> [WRITTEN INSTRUCTION]: Nothing but the lines from the line with "Extract all readable text from this page." through the end of the data is to be copied, and each is to be copied exactly.

> [TASK DATA]:
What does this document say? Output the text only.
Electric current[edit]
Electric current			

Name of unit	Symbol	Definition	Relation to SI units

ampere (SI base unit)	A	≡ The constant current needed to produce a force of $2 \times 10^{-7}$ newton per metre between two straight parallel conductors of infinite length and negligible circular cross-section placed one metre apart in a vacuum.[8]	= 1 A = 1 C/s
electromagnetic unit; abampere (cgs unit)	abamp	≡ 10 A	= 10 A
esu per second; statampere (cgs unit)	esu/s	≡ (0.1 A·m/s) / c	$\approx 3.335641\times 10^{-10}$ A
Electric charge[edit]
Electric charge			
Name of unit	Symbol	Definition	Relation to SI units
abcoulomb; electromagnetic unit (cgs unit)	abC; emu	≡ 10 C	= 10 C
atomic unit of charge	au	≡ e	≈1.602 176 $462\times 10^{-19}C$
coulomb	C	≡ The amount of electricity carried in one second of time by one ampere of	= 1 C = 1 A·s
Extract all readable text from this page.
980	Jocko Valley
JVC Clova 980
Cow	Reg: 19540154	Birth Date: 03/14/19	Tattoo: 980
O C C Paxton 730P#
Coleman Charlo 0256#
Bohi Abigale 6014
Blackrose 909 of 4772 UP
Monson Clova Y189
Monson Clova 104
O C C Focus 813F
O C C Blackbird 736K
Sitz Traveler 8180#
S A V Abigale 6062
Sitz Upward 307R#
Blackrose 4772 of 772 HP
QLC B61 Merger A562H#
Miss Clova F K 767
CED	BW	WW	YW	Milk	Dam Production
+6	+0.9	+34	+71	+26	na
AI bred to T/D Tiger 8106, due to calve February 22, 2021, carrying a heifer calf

> [WRITTEN ANSWER]:
Extract all readable text from this page.
980	Jocko Valley
JVC Clova 980
Cow	Reg: 19540154	Birth Date: 03/14/19	Tattoo: 980
O C C Paxton 730P#
Coleman Charlo 0256#
Bohi Abigale 6014
Blackrose 909 of 4772 UP
Monson Clova Y189
Monson Clova 104
O C C Focus 813F
O C C Blackbird 736K
Sitz Traveler 8180#
S A V Abigale 6062
Sitz Upward 307R#
Blackrose 4772 of 772 HP
QLC B61 Merger A562H#
Miss Clova F K 767
CED	BW	WW	YW	Milk	Dam Production
+6	+0.9	+34	+71	+26	na
AI bred to T/D Tiger 8106, due to calve February 22, 2021, carrying a heifer calf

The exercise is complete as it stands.